■ WHAT YOU HAVE TO DO
Below is a block of records. Copy every line in it that contains the word "Glucose".

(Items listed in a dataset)
• • • • •
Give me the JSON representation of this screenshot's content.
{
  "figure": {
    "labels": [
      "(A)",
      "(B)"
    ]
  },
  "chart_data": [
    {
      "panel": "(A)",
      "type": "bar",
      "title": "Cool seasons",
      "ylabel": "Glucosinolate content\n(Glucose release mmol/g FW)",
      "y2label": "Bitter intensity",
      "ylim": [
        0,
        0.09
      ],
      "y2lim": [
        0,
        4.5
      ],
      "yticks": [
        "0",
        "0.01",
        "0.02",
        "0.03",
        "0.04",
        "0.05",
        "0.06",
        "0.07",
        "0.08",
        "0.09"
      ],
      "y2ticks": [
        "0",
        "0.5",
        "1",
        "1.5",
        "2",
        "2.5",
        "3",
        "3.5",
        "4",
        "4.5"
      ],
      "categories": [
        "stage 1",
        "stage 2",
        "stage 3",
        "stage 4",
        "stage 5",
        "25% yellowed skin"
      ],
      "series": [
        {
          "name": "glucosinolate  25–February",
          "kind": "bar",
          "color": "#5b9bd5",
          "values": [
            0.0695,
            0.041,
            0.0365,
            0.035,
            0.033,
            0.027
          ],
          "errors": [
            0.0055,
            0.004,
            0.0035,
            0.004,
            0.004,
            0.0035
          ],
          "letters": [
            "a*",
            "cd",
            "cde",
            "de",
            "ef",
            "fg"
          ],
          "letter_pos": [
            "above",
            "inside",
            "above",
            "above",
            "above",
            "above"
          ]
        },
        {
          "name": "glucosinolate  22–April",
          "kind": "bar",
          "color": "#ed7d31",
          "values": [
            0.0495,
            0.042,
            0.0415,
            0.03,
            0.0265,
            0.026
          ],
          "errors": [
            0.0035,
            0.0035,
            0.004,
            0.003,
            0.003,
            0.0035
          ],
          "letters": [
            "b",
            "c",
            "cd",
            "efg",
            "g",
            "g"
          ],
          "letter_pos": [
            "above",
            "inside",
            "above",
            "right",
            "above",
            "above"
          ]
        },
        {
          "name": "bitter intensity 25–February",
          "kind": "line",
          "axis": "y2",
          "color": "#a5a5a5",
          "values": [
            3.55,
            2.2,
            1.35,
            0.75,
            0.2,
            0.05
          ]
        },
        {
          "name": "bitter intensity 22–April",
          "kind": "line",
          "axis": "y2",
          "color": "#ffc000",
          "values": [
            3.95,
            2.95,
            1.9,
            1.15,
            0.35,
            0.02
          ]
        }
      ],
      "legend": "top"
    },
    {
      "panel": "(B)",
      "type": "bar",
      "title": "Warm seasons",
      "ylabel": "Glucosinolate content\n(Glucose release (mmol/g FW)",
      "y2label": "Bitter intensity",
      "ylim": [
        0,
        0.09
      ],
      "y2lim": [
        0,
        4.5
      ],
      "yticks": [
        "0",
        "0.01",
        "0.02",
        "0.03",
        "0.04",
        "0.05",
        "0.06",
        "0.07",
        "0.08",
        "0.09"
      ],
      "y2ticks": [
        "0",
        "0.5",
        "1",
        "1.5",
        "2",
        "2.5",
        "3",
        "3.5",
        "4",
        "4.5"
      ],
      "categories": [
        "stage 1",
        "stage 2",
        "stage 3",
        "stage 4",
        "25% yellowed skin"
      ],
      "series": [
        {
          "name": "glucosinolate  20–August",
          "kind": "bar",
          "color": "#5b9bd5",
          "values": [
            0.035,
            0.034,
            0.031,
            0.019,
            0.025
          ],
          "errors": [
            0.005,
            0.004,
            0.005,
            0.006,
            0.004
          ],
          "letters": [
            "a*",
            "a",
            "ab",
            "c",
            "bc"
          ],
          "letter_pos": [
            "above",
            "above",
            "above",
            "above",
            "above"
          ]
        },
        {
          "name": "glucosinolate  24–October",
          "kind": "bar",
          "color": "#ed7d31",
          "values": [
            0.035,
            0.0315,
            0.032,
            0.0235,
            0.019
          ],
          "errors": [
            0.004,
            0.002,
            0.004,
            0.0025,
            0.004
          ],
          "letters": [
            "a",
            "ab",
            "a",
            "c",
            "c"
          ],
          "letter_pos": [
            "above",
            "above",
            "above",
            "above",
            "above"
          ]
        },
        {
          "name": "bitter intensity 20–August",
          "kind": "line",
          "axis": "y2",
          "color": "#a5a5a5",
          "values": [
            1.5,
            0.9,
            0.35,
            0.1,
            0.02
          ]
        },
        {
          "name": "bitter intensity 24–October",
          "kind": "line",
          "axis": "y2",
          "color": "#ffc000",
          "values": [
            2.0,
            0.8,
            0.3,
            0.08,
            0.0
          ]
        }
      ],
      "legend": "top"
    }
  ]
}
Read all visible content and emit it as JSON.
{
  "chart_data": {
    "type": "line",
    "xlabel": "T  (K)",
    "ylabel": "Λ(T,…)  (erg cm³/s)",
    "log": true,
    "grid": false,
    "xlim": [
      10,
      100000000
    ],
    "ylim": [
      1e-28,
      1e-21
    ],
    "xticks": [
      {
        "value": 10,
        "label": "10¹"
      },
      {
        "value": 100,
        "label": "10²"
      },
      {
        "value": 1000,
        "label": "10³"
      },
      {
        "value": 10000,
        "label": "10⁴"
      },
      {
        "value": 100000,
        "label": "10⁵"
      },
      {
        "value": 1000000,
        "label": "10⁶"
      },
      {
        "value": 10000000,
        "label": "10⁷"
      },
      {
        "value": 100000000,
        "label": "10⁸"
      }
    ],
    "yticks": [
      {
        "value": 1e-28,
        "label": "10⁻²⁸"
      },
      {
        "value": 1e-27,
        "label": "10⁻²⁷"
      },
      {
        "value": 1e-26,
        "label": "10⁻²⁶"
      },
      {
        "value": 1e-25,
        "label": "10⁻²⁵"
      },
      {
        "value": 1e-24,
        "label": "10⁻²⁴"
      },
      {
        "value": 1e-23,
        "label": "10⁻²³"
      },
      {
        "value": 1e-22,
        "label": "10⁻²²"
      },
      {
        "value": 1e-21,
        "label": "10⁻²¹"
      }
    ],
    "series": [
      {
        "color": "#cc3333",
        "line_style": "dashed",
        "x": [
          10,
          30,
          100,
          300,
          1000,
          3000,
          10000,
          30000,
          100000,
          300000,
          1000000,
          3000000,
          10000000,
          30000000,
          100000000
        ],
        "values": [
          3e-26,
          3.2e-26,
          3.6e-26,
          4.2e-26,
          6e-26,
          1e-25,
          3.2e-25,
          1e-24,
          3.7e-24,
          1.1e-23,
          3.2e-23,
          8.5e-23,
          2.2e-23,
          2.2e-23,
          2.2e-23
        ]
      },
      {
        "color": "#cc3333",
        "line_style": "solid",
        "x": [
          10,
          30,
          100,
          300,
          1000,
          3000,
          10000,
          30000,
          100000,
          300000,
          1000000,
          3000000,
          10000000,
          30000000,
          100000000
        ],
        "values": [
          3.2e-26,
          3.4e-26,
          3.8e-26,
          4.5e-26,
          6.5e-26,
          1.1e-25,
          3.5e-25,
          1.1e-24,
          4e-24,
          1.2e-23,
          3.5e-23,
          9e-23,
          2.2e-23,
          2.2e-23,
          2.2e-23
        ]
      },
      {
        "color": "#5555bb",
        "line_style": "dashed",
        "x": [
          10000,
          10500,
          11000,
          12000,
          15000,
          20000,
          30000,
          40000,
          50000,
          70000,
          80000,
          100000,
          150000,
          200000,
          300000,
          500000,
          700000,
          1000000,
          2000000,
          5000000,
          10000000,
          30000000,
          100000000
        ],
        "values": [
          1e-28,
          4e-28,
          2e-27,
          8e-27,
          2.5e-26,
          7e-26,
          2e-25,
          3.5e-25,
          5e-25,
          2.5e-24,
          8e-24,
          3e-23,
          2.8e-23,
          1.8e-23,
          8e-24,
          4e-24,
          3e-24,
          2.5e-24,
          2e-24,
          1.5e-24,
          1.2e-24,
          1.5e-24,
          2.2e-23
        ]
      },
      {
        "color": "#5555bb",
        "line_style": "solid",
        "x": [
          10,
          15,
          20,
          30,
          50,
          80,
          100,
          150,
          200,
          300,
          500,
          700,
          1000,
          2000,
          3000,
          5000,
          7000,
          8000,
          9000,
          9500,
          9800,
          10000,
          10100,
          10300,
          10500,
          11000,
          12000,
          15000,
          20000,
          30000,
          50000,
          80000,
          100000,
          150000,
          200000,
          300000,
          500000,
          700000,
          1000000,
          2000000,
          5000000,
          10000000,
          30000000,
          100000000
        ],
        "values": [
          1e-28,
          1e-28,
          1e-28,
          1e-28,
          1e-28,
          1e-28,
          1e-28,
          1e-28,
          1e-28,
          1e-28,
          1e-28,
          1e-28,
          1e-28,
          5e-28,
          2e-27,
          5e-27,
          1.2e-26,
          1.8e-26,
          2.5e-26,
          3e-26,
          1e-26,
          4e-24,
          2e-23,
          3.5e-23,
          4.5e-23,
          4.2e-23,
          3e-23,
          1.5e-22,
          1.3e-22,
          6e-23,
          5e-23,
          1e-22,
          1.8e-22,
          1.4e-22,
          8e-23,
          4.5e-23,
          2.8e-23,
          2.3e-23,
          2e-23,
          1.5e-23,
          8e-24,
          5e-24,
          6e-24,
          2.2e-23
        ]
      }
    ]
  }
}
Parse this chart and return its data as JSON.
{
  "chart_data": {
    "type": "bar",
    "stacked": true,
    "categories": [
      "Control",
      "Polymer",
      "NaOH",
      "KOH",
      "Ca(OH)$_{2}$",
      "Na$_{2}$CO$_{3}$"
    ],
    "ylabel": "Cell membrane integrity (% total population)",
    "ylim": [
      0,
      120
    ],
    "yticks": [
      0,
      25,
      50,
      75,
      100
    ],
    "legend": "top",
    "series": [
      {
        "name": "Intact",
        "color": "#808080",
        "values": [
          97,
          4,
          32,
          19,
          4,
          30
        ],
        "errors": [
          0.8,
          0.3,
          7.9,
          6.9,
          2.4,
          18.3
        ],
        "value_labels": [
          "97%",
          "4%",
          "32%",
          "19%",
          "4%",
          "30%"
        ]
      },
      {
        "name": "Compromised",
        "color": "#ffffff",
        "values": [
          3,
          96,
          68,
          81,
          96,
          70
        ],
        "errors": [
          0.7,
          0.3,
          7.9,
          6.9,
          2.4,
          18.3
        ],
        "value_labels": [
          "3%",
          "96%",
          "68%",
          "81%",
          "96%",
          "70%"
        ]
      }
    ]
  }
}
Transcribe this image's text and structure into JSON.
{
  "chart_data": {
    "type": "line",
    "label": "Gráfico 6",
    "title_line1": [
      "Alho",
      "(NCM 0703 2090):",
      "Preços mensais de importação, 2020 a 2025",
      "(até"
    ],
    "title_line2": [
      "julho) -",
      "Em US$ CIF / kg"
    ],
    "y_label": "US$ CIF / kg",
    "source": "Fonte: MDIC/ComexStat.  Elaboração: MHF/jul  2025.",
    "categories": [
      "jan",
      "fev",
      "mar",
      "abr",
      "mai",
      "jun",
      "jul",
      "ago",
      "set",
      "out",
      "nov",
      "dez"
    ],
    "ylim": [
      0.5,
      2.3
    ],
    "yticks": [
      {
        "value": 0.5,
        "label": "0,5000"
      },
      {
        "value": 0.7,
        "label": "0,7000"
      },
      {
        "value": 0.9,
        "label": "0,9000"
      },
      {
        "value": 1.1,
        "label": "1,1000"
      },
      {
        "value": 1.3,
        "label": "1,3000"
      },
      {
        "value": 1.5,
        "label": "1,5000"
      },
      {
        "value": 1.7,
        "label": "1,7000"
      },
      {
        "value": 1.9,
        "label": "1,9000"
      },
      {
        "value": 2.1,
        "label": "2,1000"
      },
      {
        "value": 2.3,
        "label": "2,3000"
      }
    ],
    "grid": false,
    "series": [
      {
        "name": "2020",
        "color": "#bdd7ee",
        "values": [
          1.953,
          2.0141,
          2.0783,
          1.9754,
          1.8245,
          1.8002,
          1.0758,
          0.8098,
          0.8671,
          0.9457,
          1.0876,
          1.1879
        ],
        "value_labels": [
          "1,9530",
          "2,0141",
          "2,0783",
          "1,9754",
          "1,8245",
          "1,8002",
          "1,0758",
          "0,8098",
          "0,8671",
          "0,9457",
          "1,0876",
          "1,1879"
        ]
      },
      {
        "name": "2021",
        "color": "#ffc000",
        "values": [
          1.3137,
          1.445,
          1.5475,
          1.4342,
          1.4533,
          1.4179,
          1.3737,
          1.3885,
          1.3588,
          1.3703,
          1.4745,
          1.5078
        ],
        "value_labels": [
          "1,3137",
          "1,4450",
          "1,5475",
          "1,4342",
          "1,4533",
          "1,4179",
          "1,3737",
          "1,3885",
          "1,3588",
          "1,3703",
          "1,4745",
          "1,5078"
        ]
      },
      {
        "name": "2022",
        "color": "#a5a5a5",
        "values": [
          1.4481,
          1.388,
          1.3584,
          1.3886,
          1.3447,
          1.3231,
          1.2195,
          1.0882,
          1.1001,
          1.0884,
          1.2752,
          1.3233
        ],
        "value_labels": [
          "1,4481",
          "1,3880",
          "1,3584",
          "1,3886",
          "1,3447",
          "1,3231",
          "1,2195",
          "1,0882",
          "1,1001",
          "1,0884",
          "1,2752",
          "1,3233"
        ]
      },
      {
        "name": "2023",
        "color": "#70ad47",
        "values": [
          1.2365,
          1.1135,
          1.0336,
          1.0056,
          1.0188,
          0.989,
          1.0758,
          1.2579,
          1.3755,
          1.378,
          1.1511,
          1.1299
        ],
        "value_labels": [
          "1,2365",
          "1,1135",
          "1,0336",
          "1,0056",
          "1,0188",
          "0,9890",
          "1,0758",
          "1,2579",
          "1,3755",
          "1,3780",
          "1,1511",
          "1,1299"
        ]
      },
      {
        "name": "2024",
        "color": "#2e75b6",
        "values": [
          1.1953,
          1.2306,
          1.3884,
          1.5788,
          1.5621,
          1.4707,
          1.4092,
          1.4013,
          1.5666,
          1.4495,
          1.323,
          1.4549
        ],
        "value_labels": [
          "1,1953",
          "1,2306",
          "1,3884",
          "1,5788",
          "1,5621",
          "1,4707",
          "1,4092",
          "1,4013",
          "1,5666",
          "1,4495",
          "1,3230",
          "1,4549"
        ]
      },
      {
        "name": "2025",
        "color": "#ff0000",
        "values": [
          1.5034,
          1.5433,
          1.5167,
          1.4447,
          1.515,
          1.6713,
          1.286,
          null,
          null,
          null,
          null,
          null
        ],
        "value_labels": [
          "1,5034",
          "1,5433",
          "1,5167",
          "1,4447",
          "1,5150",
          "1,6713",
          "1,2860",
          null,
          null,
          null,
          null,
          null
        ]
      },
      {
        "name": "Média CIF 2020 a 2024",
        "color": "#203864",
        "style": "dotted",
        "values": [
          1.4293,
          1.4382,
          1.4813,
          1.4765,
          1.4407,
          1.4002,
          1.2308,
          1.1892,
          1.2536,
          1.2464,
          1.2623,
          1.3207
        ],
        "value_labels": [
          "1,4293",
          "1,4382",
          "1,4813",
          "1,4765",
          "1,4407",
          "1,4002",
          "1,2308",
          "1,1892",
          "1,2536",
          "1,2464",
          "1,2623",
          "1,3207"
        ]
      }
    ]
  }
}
• • • • •
■ EXPECTED ANSWER
      "ylabel": "Glucosinolate content\n(Glucose release mmol/g FW)",
      "ylabel": "Glucosinolate content\n(Glucose release (mmol/g FW)",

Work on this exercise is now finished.